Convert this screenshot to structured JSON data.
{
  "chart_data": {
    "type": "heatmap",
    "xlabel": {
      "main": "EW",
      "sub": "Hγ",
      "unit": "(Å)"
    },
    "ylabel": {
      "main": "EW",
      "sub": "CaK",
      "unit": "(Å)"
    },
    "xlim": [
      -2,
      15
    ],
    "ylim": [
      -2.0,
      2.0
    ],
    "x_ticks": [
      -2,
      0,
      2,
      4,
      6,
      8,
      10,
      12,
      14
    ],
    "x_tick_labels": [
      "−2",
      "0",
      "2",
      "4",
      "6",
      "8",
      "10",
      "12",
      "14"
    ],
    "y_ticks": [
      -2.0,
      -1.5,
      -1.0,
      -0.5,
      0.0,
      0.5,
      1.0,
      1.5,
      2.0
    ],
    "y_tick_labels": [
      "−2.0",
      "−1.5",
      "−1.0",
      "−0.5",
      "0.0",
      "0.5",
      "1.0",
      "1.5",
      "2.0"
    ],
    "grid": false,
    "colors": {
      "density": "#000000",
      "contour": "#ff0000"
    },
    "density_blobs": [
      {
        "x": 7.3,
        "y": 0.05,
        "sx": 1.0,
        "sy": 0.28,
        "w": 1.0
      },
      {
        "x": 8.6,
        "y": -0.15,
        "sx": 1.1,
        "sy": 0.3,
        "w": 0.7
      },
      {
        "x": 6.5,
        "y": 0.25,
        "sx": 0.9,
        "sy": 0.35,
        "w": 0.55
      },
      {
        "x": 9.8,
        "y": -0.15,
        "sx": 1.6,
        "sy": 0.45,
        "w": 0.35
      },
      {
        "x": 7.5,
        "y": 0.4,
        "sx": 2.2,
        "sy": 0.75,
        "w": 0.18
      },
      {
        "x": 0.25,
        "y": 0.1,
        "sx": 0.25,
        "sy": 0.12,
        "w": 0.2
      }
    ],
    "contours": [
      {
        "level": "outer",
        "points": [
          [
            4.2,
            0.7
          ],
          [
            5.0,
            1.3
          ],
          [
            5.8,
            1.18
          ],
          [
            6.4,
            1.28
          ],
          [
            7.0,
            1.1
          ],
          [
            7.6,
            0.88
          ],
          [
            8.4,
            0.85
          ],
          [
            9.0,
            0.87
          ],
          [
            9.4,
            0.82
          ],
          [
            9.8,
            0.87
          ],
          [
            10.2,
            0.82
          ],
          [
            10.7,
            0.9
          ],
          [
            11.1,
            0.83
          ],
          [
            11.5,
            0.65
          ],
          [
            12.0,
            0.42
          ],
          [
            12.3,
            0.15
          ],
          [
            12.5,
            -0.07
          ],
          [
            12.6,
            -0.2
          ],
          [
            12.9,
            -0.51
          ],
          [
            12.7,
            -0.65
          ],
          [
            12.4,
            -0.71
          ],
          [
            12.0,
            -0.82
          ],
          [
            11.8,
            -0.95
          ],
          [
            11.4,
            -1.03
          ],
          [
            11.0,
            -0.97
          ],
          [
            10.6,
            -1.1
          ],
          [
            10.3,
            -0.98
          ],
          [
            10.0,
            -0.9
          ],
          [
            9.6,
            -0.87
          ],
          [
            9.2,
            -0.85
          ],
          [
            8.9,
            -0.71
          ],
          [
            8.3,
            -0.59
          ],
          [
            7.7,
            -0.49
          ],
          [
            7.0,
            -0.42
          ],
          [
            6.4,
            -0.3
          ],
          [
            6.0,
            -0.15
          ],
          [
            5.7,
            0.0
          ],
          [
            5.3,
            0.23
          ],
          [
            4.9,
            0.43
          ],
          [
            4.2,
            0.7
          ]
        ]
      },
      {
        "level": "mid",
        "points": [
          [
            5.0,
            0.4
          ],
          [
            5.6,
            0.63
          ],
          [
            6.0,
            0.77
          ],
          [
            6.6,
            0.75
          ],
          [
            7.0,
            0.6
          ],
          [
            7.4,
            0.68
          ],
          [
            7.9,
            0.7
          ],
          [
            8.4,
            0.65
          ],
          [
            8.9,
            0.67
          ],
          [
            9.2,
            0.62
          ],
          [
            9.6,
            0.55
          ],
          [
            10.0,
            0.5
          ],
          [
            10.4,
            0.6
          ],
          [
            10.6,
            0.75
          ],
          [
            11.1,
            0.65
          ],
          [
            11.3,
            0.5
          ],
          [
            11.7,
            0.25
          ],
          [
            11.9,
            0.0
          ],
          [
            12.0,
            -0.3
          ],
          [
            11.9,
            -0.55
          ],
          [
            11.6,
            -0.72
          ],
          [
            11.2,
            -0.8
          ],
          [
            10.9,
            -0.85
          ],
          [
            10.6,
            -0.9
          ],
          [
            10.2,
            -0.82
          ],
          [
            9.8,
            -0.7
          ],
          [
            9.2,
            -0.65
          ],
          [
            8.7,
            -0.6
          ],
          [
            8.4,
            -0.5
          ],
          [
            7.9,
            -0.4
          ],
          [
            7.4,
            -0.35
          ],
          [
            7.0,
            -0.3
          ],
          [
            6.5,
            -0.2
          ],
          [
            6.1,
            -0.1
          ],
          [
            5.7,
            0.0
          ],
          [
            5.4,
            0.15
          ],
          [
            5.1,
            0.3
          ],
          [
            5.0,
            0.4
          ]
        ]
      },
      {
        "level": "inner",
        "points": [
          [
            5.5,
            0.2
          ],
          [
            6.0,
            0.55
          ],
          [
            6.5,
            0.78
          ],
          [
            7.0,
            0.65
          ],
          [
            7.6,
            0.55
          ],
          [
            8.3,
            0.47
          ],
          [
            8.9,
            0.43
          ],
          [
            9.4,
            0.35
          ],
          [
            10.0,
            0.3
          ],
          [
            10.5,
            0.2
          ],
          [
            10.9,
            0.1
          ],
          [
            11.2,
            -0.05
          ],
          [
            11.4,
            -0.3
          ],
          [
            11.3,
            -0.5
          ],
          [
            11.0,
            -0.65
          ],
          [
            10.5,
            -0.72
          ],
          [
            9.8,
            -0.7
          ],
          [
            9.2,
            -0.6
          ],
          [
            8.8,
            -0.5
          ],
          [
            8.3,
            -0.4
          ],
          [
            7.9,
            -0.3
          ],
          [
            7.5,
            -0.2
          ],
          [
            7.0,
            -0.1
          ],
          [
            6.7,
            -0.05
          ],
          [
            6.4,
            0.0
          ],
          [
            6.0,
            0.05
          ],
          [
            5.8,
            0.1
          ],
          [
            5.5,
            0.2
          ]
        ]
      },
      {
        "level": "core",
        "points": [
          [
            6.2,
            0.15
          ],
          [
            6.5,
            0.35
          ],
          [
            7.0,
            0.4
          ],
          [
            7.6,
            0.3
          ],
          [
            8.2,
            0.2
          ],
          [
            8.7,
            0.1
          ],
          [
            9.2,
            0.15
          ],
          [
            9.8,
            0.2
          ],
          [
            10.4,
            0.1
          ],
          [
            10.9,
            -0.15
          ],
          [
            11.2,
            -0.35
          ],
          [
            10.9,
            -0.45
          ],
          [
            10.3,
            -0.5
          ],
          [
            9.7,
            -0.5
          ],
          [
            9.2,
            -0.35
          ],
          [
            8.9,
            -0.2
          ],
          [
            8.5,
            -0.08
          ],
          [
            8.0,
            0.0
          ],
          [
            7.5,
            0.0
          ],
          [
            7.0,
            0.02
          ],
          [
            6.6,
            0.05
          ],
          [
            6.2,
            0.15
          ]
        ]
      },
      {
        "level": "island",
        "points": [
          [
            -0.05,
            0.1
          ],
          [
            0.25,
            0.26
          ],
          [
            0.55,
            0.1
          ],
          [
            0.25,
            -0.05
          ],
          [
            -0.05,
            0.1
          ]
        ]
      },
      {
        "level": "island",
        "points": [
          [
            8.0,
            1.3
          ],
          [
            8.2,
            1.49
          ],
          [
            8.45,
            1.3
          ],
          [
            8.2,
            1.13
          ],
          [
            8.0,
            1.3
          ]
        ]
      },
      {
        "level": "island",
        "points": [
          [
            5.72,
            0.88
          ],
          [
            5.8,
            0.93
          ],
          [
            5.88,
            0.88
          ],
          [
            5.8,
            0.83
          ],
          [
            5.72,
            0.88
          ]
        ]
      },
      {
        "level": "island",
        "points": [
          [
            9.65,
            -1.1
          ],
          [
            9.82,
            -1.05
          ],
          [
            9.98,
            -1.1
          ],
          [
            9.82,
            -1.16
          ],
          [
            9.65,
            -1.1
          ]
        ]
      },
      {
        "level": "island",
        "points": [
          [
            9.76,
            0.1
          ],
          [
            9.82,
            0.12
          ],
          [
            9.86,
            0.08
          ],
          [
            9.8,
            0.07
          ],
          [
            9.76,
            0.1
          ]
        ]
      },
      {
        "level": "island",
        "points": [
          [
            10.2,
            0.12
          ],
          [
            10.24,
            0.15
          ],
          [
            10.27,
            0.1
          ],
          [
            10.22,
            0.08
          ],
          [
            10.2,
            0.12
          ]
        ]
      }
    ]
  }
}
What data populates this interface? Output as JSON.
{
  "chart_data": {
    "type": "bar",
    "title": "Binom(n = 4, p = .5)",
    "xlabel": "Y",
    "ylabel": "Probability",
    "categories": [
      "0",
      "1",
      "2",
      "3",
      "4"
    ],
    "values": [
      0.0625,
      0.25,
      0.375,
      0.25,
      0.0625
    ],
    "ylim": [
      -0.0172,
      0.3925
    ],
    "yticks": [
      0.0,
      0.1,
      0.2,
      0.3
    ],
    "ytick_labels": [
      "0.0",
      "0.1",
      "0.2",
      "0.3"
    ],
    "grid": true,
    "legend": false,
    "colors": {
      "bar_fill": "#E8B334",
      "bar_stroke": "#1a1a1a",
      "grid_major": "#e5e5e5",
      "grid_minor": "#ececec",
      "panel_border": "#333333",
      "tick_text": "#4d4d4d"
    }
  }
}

- Exercise aim
Write out every line of the entries that holds the word "JSON".

- Output of the task
Convert this screenshot to structured JSON data.
What data populates this interface? Output as JSON.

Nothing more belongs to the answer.